## Aim:
Count the lines that hold the string "text". Reply with the number alone.

* * * * * * *

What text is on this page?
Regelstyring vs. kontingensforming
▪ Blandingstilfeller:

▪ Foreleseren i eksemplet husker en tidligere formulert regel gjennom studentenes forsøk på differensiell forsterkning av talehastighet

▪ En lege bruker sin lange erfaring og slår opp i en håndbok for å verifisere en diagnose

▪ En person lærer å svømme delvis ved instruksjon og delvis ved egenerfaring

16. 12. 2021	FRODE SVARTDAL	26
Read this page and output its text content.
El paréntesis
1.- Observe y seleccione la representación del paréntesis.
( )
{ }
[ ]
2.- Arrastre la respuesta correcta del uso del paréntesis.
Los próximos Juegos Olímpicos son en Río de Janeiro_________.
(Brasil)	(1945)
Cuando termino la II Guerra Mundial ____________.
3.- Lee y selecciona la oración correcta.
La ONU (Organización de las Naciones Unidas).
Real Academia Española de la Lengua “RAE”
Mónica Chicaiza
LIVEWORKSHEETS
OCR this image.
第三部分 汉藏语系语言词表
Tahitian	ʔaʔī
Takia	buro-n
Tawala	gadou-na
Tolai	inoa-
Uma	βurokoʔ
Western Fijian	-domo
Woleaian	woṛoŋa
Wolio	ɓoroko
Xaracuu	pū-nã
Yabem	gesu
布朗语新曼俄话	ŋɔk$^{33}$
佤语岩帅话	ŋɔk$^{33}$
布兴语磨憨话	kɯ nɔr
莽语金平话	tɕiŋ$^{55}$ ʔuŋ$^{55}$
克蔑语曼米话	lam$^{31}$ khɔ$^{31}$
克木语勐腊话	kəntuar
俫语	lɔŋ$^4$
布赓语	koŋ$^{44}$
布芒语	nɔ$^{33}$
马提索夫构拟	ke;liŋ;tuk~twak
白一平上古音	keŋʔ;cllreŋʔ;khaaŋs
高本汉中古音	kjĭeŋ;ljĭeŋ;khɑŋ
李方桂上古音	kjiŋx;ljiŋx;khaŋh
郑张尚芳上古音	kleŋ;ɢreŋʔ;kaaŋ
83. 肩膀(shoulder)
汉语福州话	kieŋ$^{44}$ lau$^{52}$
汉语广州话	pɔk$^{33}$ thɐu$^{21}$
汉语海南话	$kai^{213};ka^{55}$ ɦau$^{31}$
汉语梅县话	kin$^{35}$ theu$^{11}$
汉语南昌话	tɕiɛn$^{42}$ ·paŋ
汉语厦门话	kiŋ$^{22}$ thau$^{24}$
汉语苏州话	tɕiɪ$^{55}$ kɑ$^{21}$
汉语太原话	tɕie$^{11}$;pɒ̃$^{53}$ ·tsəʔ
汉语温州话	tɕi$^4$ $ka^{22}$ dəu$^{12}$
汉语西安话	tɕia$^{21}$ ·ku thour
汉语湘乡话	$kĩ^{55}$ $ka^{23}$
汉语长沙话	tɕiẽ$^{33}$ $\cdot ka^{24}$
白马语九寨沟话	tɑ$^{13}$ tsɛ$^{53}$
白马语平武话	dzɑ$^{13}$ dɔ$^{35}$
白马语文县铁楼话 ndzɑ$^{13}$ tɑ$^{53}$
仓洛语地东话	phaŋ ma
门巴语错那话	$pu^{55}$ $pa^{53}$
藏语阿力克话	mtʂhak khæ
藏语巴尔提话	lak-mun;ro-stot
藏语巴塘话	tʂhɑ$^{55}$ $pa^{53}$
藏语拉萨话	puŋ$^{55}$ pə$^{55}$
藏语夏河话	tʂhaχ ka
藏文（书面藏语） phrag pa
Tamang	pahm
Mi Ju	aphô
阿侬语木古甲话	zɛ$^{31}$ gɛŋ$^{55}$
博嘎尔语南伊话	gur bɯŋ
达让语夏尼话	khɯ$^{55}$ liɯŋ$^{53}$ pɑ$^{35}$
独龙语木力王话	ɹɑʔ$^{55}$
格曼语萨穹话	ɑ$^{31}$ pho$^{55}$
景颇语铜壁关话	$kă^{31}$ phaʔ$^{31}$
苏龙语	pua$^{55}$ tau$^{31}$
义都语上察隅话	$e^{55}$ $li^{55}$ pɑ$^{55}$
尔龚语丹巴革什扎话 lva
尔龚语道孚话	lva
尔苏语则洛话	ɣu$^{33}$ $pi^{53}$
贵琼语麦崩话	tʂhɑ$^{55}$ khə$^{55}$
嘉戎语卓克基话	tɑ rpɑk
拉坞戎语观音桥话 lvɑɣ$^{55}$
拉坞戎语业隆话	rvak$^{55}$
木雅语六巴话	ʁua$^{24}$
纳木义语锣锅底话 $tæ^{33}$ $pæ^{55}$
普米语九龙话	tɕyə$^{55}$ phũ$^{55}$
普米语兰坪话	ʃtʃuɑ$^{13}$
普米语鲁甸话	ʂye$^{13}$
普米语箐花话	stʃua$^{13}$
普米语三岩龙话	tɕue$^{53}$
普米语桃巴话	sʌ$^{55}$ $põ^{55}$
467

* * * * * * *

## Answer to the task:
2